### Problem to solve
From the listing below, extract every line containing "אליך".
— Begin Data for this exercise —
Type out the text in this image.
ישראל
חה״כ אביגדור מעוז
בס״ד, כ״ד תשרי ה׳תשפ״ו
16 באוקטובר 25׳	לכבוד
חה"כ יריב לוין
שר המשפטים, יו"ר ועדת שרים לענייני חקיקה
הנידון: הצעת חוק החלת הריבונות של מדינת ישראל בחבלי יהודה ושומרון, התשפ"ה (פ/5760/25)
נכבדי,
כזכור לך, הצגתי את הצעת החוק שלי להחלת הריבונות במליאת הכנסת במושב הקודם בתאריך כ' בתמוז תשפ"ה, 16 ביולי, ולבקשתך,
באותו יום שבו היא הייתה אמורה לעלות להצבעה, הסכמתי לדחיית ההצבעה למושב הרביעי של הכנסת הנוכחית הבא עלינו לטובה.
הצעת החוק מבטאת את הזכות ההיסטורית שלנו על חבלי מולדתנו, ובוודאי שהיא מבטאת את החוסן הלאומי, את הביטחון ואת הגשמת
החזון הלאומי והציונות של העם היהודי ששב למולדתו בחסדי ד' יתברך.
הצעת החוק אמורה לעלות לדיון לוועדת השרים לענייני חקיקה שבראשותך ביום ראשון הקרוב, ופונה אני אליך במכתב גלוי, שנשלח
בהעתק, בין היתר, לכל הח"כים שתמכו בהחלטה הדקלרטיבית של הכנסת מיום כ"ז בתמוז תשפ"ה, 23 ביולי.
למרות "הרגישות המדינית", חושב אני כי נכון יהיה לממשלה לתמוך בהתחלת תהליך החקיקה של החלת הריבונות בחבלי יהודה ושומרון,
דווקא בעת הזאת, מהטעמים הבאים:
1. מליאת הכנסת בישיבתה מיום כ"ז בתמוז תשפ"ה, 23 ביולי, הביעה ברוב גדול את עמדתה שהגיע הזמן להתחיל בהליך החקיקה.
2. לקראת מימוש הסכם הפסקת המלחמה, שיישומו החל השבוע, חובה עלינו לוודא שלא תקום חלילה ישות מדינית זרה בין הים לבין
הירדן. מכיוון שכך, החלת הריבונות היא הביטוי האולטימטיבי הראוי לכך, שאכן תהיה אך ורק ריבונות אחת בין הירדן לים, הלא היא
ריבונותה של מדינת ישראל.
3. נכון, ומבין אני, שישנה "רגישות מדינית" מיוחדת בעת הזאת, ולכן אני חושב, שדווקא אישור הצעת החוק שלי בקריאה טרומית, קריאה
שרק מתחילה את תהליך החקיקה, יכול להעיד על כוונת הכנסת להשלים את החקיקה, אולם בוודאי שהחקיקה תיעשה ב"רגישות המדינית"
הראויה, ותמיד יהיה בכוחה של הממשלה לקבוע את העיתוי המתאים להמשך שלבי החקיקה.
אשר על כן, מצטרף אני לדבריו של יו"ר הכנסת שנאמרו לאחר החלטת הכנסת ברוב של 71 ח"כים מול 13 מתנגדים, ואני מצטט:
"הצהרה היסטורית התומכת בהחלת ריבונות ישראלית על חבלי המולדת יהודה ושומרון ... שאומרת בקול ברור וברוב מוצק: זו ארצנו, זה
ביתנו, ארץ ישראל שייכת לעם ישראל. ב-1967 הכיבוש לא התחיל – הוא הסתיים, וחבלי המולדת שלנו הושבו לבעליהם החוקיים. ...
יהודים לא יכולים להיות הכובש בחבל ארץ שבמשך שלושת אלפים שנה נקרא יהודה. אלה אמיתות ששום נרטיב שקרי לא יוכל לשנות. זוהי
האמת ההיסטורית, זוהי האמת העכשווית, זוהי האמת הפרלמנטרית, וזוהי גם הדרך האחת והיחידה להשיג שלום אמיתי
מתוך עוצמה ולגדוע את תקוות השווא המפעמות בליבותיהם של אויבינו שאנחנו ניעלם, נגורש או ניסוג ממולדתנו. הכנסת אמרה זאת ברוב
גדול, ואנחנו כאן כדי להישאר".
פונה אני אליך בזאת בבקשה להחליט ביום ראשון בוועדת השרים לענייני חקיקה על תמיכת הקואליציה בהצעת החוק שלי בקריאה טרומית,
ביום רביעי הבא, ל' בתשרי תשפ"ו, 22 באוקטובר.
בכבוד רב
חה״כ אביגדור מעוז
— End Data for this exercise —
### Solution below
הצעת החוק אמורה לעלות לדיון לוועדת השרים לענייני חקיקה שבראשותך ביום ראשון הקרוב, ופונה אני אליך במכתב גלוי, שנשלח
פונה אני אליך בזאת בבקשה להחליט ביום ראשון בוועדת השרים לענייני חקיקה על תמיכת הקואליציה בהצעת החוק שלי בקריאה טרומית,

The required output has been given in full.